RECORDED INFORMATION:

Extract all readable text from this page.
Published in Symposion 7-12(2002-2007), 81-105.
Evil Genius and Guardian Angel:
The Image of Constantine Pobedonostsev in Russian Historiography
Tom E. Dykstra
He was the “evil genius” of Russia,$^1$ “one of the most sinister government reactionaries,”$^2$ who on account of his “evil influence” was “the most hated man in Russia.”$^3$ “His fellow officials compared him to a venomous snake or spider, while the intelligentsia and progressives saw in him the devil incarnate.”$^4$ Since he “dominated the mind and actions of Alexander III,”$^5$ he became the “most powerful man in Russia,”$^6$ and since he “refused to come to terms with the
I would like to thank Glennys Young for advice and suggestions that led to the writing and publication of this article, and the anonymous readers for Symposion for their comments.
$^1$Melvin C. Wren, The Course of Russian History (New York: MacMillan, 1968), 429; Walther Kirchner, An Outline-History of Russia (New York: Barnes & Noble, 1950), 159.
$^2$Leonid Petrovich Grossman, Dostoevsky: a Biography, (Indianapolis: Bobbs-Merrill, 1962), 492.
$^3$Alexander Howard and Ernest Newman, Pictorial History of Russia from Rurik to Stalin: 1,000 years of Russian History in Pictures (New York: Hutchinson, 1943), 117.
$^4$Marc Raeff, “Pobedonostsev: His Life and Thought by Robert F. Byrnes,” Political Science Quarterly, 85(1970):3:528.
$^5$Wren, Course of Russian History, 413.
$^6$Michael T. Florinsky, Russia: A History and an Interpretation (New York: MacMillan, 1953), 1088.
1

EXERCISE BRIEF: Nothing should be left out: return all of the records exactly.

RESPONSE TO THIS EXERCISE:
Extract all readable text from this page.
Published in Symposion 7-12(2002-2007), 81-105.
Evil Genius and Guardian Angel:
The Image of Constantine Pobedonostsev in Russian Historiography
Tom E. Dykstra
He was the “evil genius” of Russia,$^1$ “one of the most sinister government reactionaries,”$^2$ who on account of his “evil influence” was “the most hated man in Russia.”$^3$ “His fellow officials compared him to a venomous snake or spider, while the intelligentsia and progressives saw in him the devil incarnate.”$^4$ Since he “dominated the mind and actions of Alexander III,”$^5$ he became the “most powerful man in Russia,”$^6$ and since he “refused to come to terms with the
I would like to thank Glennys Young for advice and suggestions that led to the writing and publication of this article, and the anonymous readers for Symposion for their comments.
$^1$Melvin C. Wren, The Course of Russian History (New York: MacMillan, 1968), 429; Walther Kirchner, An Outline-History of Russia (New York: Barnes & Noble, 1950), 159.
$^2$Leonid Petrovich Grossman, Dostoevsky: a Biography, (Indianapolis: Bobbs-Merrill, 1962), 492.
$^3$Alexander Howard and Ernest Newman, Pictorial History of Russia from Rurik to Stalin: 1,000 years of Russian History in Pictures (New York: Hutchinson, 1943), 117.
$^4$Marc Raeff, “Pobedonostsev: His Life and Thought by Robert F. Byrnes,” Political Science Quarterly, 85(1970):3:528.
$^5$Wren, Course of Russian History, 413.
$^6$Michael T. Florinsky, Russia: A History and an Interpretation (New York: MacMillan, 1953), 1088.
1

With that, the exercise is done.